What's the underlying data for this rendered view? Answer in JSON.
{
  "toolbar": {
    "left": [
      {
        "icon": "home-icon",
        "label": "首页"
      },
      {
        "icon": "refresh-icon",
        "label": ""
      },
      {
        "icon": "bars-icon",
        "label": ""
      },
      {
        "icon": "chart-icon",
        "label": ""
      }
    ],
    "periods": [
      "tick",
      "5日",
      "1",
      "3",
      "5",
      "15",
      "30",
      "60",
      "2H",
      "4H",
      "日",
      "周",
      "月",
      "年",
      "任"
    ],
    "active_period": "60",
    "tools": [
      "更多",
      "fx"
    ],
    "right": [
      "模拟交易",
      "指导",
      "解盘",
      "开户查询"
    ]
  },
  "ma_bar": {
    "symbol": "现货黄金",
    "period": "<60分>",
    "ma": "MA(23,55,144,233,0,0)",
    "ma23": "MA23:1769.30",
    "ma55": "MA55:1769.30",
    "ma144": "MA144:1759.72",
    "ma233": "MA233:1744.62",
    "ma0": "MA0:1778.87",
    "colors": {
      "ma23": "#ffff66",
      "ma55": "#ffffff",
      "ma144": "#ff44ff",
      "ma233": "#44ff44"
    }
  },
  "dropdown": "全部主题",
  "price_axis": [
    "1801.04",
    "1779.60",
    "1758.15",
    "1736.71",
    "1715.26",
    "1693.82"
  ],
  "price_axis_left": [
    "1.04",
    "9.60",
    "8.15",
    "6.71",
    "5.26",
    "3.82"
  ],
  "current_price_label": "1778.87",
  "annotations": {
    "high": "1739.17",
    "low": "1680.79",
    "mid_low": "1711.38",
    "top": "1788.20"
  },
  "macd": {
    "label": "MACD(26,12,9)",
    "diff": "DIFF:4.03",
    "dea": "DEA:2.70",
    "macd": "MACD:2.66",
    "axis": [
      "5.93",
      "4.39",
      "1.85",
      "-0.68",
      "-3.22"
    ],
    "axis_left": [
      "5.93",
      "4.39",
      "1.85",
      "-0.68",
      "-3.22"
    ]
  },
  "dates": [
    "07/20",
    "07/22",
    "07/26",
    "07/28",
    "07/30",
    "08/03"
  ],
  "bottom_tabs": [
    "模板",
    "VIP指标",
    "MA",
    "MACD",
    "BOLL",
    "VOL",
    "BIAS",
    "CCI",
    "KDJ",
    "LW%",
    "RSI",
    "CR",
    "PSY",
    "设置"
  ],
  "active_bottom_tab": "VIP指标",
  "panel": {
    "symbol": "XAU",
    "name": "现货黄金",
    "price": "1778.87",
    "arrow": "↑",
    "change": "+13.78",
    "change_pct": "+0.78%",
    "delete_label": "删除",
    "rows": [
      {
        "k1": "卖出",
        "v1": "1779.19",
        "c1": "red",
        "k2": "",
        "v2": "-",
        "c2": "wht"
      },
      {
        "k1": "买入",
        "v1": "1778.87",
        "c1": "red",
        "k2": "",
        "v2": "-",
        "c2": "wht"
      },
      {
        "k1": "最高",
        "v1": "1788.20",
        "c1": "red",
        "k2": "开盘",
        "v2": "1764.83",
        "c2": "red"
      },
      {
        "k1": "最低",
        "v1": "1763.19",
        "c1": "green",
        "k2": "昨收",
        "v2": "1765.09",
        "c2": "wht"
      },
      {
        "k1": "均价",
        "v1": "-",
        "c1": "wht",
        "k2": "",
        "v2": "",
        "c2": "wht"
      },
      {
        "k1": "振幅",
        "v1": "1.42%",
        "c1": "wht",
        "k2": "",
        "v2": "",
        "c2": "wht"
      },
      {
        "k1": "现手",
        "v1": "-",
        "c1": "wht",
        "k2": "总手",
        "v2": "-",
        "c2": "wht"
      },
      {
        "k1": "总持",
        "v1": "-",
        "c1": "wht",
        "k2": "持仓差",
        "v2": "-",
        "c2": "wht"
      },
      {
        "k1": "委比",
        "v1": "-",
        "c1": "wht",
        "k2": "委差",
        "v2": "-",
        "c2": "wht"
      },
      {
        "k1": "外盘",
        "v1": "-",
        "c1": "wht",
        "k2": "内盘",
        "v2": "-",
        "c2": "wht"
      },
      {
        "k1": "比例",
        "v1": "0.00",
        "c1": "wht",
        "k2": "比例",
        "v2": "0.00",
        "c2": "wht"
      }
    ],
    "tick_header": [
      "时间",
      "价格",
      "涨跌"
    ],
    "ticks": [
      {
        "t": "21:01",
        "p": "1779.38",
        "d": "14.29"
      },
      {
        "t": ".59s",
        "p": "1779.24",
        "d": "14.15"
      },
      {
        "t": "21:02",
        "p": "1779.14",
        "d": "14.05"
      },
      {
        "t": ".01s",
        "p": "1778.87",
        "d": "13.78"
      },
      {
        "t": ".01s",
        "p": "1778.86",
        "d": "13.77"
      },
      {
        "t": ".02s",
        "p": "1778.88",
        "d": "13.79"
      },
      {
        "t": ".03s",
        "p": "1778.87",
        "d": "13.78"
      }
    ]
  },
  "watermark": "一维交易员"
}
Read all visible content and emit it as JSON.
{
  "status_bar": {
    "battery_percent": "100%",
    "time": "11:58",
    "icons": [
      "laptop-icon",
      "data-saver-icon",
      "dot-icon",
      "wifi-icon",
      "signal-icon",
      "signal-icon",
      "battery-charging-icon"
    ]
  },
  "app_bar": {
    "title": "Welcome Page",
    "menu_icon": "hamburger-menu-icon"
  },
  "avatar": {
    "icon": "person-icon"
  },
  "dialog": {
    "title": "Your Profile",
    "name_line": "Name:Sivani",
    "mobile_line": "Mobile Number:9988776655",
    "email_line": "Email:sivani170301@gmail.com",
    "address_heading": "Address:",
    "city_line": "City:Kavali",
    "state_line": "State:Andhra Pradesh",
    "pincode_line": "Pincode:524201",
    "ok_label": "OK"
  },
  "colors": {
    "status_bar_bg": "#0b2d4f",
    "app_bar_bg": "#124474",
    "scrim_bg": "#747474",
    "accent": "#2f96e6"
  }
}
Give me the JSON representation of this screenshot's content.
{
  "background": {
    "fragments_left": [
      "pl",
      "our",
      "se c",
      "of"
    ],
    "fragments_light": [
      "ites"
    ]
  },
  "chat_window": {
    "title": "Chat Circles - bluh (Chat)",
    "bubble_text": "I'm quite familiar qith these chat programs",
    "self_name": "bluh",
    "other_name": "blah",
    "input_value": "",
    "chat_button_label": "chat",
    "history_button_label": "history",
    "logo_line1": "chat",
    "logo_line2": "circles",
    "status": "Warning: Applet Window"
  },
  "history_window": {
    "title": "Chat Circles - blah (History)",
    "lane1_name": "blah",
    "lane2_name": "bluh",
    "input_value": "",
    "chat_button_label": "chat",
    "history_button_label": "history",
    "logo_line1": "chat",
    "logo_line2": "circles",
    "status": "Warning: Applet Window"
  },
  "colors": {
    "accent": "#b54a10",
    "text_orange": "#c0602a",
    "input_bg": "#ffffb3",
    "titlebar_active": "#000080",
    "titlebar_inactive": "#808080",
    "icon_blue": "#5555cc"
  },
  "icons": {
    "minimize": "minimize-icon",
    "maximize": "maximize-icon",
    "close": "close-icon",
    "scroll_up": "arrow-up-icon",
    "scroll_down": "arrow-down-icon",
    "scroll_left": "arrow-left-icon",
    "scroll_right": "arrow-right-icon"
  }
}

****************************************

Search the listing above for the string "right". Copy every line that contains it.

    "right": [
    "scroll_right": "arrow-right-icon"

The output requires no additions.